WHAT YOU WILL DO:
#1 Reproduce verbatim the part of the Singareni Collieries judgment starting at "(1) The petitioner" and ending at "of the Company.".
#2 Write the next part of the Singareni Collieries judgment, picking up after its final sentence.

DOCUMENT TEXT:
★ ★ ★

(1) The petitioner is a public limited company called the Singareni Collieries Company Limited. This company represented by its Managing Director has filed the present writ petition under Article 226 asking the order dated 21-10-1963 passed by the Industrial Tribunal, Hyderabad in M. P. No. 36/ 63 in I. D. No. 15/ 63 to be quashed. The salient facts are as follows :
The petitioner-company is a large mining concern more than 30,000 workmen. One workman called Ramaswami Naidu, a Canteen Mazdoor working as a cook in the Ramagundam division of the petitioner-company, was discharged by the management on the ground that he had not satisfactorily completed his probation. The workman claimed that he had completed his probation and that he must be considered to be a permanent workman, and dealt with on that basis under the standing orders of the Company.
This claim eventually led to a reference being made to the Industrial Tribunal Hyderabad under section 10 of the Industrial Disputes Act (hereinafter referred to as the Act). Pending this reference, the second respondent was dismissed by the management on 22-7-1963 on the ground of misconduct. The misconduct lay in the alleged theft by the second respondent of brass ring and iron bushes from the M. E. D. workshop of the petitioner company at Kothagudem. The second respondent was employed in the Mechanical Engineering division as a first grade turner, that is, as a technician.

★ ★ ★

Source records
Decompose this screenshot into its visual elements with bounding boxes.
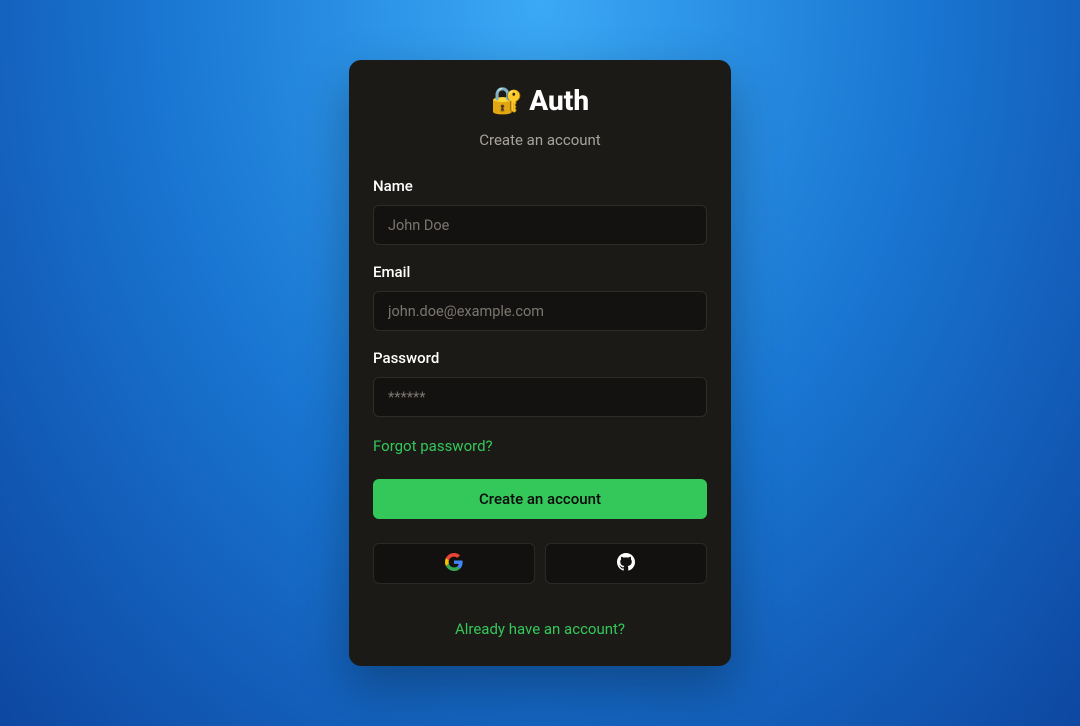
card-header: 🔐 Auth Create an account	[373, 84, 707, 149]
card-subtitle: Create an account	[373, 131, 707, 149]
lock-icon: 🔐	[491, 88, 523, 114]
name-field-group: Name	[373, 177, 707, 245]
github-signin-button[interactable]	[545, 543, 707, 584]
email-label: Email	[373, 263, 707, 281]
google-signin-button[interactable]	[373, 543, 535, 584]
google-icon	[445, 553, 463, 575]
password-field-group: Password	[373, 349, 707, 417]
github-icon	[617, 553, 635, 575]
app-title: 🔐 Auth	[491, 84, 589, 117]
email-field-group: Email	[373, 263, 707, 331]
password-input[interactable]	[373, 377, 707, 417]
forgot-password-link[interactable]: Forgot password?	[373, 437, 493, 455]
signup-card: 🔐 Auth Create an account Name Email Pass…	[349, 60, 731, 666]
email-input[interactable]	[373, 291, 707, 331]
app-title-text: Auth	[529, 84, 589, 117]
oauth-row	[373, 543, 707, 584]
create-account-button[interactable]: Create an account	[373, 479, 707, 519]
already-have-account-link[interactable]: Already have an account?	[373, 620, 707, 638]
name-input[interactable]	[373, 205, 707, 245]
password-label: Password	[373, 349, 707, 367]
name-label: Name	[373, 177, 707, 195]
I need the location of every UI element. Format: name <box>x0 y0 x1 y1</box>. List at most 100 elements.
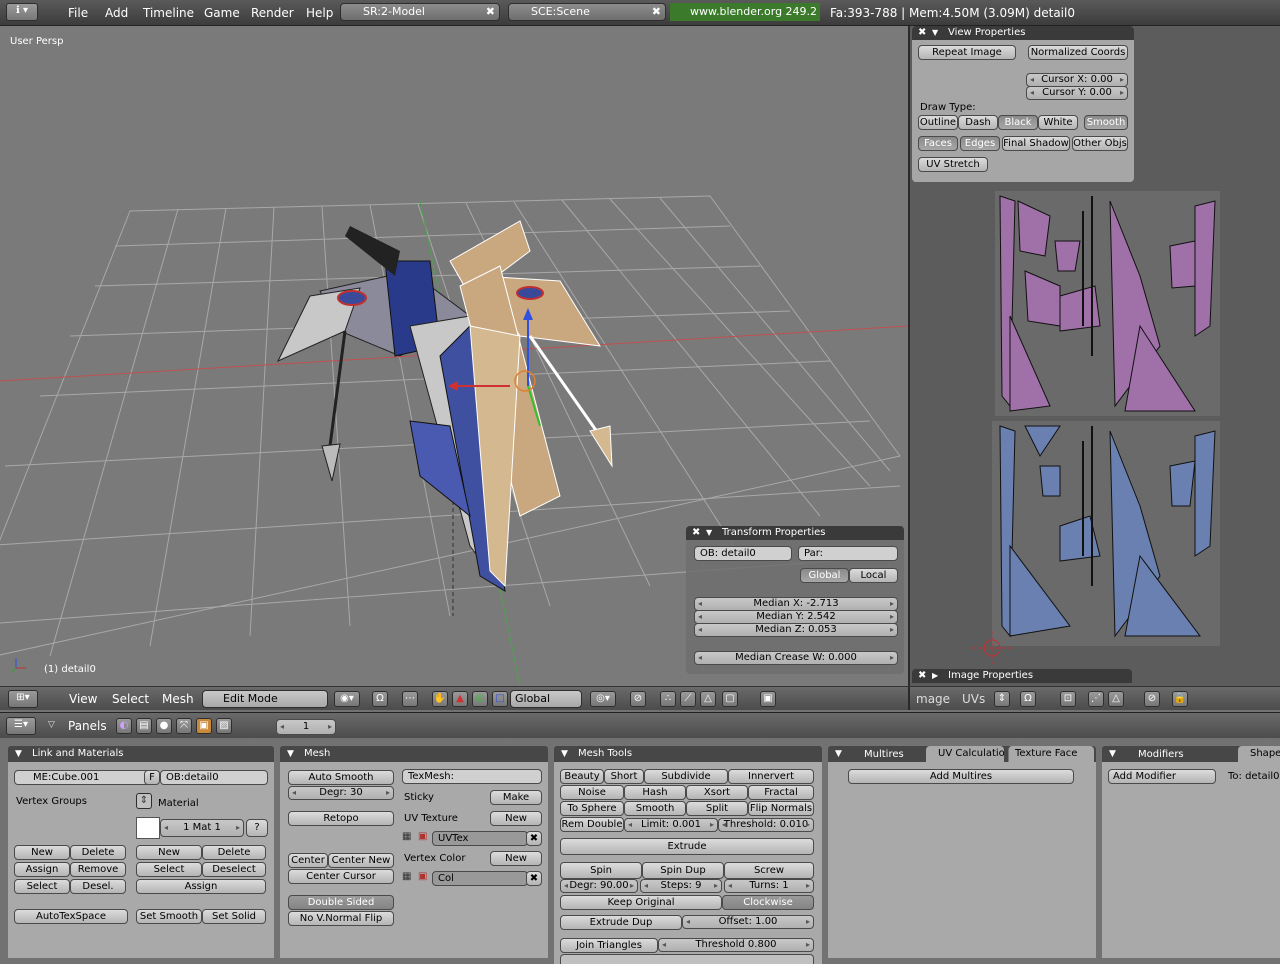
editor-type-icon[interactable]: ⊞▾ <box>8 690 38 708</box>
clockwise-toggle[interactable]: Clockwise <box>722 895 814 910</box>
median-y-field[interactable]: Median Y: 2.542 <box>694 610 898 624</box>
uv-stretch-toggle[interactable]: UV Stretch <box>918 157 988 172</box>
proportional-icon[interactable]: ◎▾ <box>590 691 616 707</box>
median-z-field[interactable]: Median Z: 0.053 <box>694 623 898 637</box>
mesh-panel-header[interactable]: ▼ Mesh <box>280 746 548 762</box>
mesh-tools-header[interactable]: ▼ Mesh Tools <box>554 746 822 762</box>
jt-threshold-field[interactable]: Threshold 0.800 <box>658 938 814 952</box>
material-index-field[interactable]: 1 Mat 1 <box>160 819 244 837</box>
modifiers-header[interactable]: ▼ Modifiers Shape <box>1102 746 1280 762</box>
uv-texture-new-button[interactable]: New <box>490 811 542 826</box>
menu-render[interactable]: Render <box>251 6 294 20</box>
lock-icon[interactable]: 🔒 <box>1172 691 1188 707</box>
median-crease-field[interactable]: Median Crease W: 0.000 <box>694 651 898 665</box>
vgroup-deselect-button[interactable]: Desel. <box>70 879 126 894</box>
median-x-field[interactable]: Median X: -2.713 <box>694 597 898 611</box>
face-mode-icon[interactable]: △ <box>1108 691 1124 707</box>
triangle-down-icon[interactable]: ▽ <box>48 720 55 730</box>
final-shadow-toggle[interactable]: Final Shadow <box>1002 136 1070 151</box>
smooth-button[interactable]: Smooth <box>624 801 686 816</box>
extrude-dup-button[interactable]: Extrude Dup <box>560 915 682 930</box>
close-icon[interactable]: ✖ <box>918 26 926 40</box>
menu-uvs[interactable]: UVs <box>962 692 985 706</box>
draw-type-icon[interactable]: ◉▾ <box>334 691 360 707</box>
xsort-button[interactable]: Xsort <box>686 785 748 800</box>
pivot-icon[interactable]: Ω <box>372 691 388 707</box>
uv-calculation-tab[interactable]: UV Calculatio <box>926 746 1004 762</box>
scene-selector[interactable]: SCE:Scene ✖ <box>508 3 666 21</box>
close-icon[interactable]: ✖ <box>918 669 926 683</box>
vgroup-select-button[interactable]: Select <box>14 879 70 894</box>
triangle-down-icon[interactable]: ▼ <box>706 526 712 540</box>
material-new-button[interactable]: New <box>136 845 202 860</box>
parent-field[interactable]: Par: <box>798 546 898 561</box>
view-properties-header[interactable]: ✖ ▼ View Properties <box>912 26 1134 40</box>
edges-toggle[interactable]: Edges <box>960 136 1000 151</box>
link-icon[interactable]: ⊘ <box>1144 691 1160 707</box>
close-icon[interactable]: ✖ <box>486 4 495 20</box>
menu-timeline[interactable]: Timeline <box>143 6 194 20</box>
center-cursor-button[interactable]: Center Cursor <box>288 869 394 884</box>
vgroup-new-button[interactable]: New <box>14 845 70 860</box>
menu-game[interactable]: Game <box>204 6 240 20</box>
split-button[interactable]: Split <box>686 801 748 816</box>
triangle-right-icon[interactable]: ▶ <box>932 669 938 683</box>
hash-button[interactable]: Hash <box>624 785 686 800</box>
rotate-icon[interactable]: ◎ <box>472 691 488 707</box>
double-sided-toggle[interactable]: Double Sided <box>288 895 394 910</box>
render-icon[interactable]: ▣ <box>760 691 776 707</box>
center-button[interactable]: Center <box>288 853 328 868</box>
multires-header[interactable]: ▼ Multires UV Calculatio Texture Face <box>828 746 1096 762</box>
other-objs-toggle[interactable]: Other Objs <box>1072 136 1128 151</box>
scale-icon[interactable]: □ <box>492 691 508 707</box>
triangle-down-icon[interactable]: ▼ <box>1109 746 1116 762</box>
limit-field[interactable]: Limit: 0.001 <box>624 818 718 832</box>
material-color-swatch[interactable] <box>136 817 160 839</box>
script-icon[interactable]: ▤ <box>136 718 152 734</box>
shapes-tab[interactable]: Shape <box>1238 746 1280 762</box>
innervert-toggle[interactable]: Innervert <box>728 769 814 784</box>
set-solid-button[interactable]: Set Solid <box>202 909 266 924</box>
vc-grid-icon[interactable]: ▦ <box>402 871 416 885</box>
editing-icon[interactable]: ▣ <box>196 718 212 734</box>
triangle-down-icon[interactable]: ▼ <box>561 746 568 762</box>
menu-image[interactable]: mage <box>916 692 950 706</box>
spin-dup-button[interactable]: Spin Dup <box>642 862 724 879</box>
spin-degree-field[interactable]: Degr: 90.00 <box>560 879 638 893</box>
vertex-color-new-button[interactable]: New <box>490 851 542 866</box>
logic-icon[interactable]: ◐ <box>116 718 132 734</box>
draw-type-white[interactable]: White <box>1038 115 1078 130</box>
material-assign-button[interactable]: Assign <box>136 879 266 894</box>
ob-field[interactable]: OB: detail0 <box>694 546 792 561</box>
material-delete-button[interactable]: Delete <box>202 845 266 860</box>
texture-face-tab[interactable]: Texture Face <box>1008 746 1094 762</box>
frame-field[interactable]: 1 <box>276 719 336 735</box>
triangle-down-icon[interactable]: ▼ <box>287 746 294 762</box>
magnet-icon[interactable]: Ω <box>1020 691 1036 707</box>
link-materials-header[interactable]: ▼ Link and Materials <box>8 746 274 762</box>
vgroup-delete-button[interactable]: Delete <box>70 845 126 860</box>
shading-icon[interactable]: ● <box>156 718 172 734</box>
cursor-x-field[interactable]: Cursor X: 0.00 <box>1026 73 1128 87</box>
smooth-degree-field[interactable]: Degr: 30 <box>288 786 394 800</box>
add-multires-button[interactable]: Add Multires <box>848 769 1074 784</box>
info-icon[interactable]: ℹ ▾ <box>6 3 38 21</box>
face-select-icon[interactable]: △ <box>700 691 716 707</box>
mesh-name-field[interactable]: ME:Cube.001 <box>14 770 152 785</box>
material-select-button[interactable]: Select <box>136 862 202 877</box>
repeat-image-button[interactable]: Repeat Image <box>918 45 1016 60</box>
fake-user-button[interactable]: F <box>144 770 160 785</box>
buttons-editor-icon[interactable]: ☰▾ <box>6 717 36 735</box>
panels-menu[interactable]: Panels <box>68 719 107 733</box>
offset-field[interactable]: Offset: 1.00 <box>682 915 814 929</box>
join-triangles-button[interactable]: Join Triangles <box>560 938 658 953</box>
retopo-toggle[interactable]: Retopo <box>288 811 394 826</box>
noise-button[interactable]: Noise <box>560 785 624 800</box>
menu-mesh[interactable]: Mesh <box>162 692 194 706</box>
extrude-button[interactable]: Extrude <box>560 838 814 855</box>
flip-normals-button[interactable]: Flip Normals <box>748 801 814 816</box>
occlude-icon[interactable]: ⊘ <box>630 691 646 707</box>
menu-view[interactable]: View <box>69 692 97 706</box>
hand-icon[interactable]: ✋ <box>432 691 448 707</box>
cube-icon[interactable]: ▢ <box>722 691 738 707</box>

★ ★ ★

ANSWERS BELOW:
#1
(1) The petitioner is a public limited company called the Singareni Collieries Company Limited. This company represented by its Managing Director has filed the present writ petition under Article 226 asking the order dated 21-10-1963 passed by the Industrial Tribunal, Hyderabad in M. P. No. 36/ 63 in I. D. No. 15/ 63 to be quashed. The salient facts are as follows :
The petitioner-company is a large mining concern more than 30,000 workmen. One workman called Ramaswami Naidu, a Canteen Mazdoor working as a cook in the Ramagundam division of the petitioner-company, was discharged by the management on the ground that he had not satisfactorily completed his probation. The workman claimed that he had completed his probation and that he must be considered to be a permanent workman, and dealt with on that basis under the standing orders of the Company.

#2
On 29-8-1962 and on 29-9-1962, charges were served on him for the theft of the brass ring and iron bushes respectively. He submitted his explanations on 1-9-1962 and on 30-9-1962 respectively. An enquiry was held by the Junior Personnel Manager of the Company and the second respondent was found guilty of the charges of theft. On 22-7-1963 the second respondent was dismissed from the service of the company. Thereafter, on 28-8-1963, he filed a petition M. P. No. 36/ 63 before the Industrial Tribunal under S. 33-A of the Act. The management raised a preliminary objection that the second respondent was not entitled to claim the benefit of section 33-A because he was not 'workman concerned' in the pending industrial dispute and also because he was not dismissed for any misconduct 'connected with that dispute'. But the Industrial Tribunal did not agree with this contention. It therefore overruled it and by its order dated 21-10-1963 directed the second respondent to be reinstated in the petitioner's service. This is the impugned order.
(2) The first respondent-Industrial Tribunal has not appeared before us, and rightly so because it is a Tribunal which is not interested in the success or failure of the petitioner or the second respondent in this Court. The second respondent contests this writ petition on the grounds that he was workman concerned in the industrial dispute then pending before the Industrial Tribunal in I. D. 15/ 63 and that he was dismissed by the management for a misconduct which was connected with that pending industrial dispute.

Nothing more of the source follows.